TO DO:
Filter the records below for the word "this". Copy each line that holds it.

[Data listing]
----------

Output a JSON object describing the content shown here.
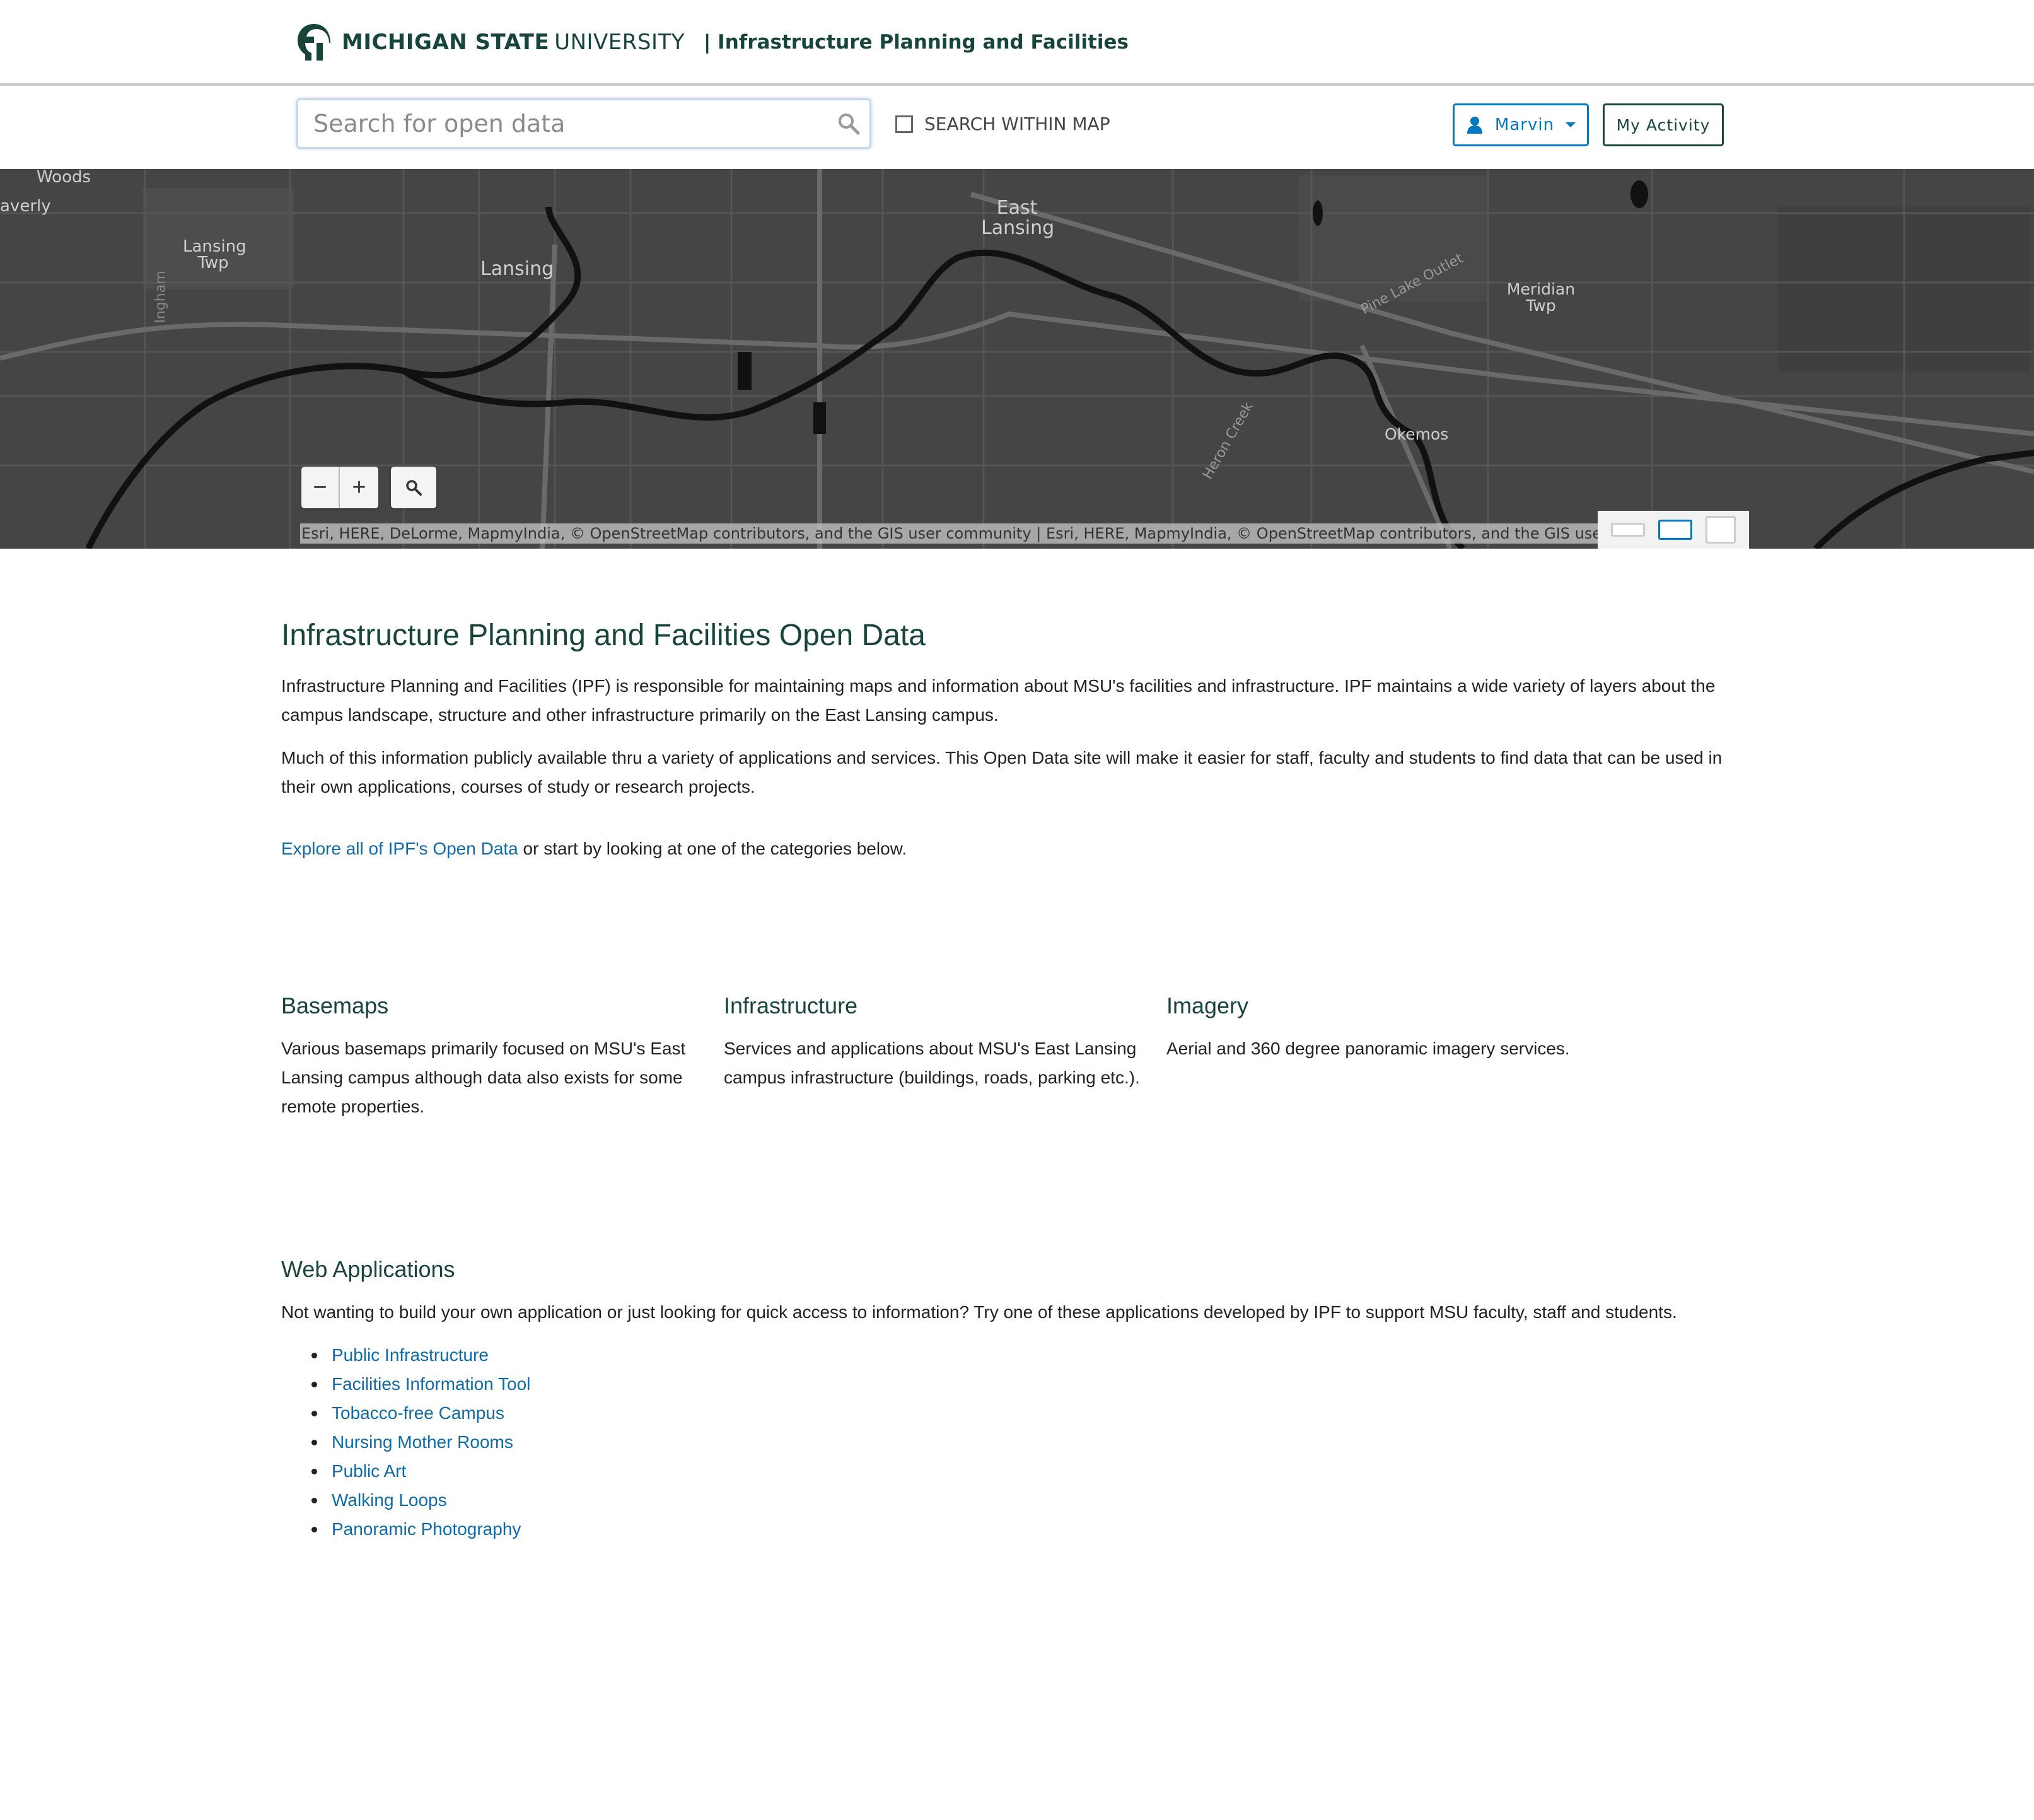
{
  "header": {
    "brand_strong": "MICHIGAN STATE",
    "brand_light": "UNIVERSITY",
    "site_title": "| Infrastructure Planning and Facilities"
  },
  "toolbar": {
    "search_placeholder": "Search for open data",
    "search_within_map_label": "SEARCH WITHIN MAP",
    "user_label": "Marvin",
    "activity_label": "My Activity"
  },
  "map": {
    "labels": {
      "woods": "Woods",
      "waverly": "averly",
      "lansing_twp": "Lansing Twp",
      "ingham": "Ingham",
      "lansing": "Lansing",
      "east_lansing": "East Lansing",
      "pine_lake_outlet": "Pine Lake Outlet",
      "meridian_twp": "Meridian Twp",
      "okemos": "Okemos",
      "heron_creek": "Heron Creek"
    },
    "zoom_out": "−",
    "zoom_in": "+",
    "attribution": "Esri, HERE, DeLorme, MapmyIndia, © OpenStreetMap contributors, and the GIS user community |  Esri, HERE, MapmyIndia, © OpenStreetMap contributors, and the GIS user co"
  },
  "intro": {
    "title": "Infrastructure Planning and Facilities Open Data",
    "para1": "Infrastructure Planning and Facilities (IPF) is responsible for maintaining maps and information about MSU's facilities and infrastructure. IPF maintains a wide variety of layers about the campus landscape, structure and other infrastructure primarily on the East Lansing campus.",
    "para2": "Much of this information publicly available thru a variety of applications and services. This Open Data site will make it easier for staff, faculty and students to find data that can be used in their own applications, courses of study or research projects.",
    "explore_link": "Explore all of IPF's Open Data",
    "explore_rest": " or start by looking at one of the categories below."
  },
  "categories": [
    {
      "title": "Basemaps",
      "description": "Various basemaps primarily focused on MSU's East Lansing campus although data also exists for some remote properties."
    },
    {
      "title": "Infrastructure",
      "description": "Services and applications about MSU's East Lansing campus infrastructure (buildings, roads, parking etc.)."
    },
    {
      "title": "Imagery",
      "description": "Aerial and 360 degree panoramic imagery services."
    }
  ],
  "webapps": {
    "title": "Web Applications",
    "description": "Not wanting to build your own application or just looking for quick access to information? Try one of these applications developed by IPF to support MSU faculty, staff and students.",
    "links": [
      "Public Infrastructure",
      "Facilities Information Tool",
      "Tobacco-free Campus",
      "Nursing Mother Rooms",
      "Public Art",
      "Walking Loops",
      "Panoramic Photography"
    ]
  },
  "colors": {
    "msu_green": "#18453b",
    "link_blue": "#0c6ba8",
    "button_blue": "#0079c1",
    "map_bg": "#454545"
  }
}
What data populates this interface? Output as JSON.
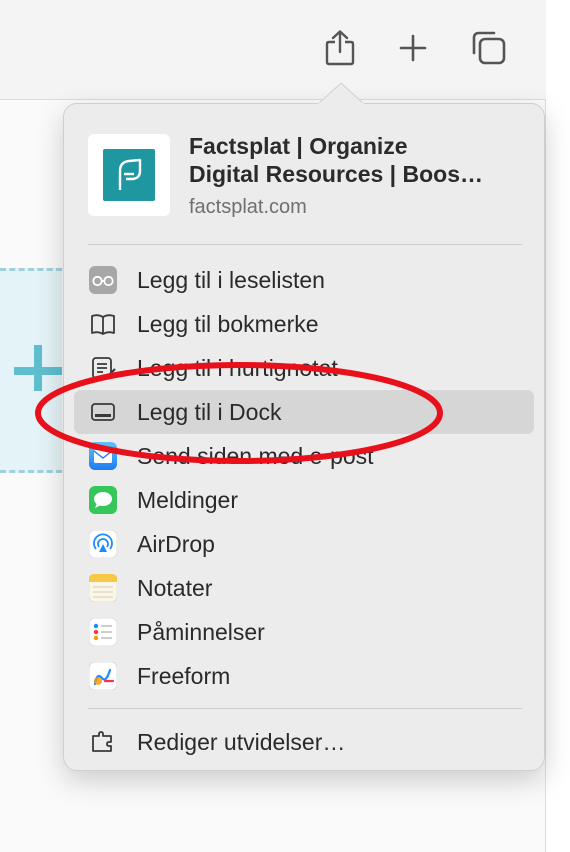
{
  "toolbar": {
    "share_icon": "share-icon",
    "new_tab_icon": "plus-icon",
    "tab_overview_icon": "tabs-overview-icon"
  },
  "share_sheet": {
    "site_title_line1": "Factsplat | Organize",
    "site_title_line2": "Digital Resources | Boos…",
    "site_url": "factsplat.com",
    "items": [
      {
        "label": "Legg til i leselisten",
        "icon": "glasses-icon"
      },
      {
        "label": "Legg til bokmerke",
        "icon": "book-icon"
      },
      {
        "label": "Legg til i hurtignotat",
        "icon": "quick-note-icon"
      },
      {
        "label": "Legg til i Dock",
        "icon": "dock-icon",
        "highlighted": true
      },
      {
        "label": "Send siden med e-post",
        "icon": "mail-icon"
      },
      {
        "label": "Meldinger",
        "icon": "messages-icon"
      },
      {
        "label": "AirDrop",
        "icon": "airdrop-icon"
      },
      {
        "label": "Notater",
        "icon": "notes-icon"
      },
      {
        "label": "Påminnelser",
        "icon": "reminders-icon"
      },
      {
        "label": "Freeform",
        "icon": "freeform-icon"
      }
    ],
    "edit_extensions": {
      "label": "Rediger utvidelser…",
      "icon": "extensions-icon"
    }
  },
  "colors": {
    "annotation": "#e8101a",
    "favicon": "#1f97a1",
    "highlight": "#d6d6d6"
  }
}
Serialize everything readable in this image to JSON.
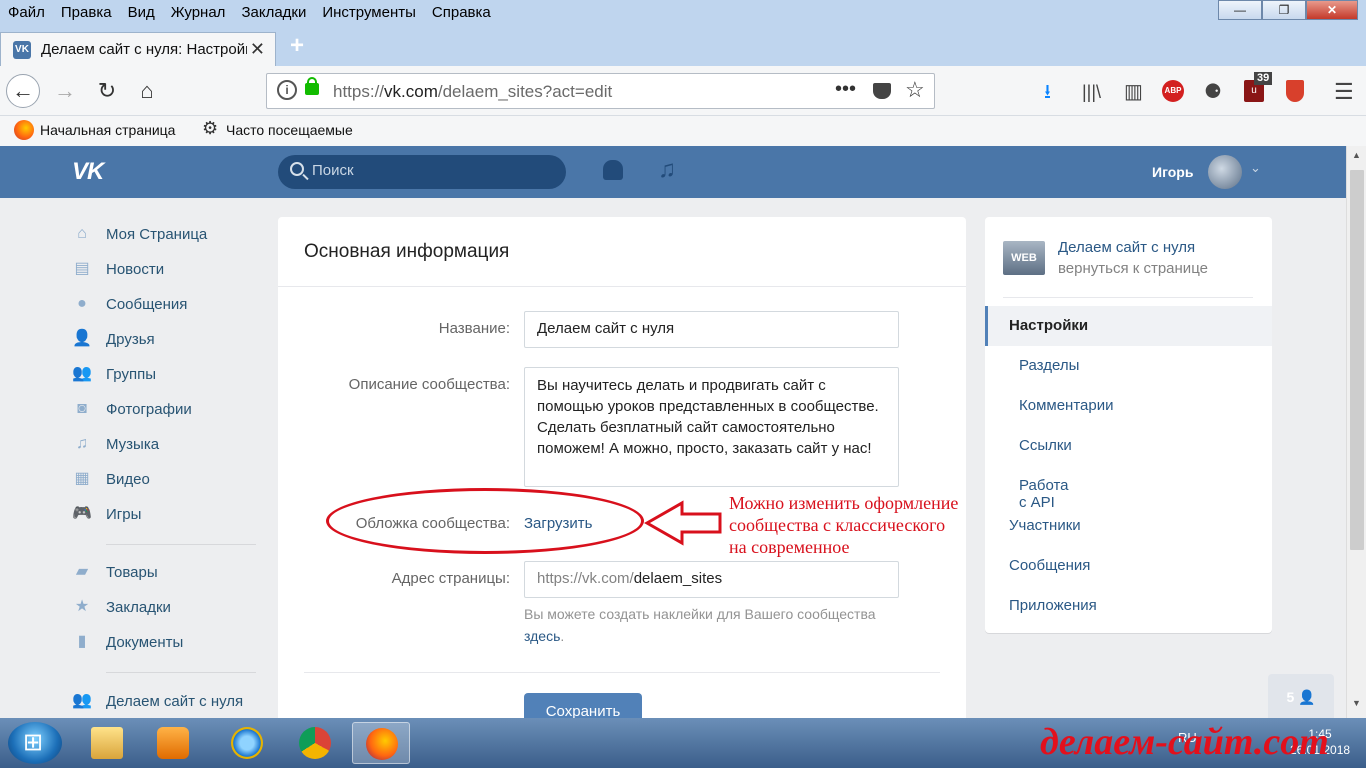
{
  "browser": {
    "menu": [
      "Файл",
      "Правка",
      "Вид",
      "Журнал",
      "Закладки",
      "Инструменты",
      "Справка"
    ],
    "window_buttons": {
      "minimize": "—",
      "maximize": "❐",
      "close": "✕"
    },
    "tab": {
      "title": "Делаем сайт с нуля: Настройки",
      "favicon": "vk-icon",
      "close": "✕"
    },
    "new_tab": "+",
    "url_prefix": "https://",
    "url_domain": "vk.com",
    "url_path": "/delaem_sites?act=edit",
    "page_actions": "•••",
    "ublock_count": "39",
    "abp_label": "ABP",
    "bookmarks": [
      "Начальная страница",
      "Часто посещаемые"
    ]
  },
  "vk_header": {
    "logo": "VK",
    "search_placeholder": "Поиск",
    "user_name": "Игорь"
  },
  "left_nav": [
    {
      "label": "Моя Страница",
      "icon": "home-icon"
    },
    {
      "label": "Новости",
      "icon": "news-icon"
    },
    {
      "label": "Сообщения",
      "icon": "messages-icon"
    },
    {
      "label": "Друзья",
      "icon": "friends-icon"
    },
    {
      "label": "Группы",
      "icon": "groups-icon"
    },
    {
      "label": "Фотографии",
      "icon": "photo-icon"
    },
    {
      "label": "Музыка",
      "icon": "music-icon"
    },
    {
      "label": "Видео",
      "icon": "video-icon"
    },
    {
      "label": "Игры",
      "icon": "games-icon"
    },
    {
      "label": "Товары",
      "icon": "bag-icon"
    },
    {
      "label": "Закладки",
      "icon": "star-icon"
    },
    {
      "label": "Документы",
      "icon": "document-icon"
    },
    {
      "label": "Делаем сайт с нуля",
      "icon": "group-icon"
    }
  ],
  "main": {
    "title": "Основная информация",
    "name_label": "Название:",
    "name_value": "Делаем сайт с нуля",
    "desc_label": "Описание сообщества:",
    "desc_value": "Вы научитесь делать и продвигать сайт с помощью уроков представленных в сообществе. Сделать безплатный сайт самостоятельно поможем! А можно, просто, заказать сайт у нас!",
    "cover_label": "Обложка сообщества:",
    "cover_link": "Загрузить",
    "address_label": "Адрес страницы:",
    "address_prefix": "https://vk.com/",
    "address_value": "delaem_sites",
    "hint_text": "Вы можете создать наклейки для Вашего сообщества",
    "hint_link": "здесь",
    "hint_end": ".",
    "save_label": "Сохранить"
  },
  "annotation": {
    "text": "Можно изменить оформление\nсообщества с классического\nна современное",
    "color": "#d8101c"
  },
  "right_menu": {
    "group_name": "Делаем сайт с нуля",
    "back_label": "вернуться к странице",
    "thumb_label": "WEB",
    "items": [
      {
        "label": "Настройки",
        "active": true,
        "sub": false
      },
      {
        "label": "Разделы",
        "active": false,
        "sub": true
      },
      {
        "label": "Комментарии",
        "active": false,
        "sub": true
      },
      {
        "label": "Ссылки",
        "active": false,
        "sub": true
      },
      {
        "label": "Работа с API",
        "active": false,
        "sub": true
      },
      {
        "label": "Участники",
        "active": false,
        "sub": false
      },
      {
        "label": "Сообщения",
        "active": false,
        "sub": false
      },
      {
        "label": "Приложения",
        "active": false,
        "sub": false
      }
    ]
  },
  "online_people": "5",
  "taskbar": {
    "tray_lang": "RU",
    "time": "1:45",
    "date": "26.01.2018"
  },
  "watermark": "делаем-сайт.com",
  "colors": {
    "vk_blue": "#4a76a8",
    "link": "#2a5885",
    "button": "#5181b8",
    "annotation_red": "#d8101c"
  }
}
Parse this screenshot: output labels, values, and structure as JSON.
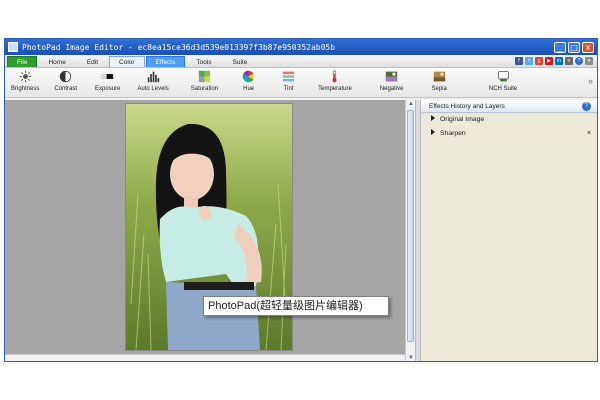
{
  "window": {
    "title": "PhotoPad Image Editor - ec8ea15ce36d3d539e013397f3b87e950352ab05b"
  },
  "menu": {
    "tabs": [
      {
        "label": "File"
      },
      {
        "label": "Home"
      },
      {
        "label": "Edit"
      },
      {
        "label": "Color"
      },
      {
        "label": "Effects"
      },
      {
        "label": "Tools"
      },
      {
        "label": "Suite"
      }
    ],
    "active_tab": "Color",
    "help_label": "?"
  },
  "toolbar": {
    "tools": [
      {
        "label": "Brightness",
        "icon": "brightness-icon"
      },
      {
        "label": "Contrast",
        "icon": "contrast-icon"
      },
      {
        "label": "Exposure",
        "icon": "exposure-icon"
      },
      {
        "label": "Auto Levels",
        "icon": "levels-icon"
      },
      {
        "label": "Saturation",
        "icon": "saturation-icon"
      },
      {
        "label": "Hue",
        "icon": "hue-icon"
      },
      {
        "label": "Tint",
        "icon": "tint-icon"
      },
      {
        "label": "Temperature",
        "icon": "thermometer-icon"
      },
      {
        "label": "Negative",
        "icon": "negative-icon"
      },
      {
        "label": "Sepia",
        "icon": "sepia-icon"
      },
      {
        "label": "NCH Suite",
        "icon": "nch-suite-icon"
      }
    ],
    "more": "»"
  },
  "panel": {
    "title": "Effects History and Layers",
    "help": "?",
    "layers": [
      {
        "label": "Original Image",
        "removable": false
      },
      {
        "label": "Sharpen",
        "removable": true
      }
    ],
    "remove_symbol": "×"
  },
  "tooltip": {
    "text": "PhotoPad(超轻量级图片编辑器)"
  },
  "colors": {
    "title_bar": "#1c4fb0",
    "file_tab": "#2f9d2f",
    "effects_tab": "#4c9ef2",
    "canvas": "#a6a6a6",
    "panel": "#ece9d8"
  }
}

----------

TASK ANSWER:
    "para2": "Much of this information publicly available thru a variety of applications and services. This Open Data site will make it easier for staff, faculty and students to find data that can be used in their own applications, courses of study or research projects.",
What data populates this interface? Output as JSON.
Serialize everything readable in this image to JSON.
Parse this screenshot: output labels, values, and structure as JSON.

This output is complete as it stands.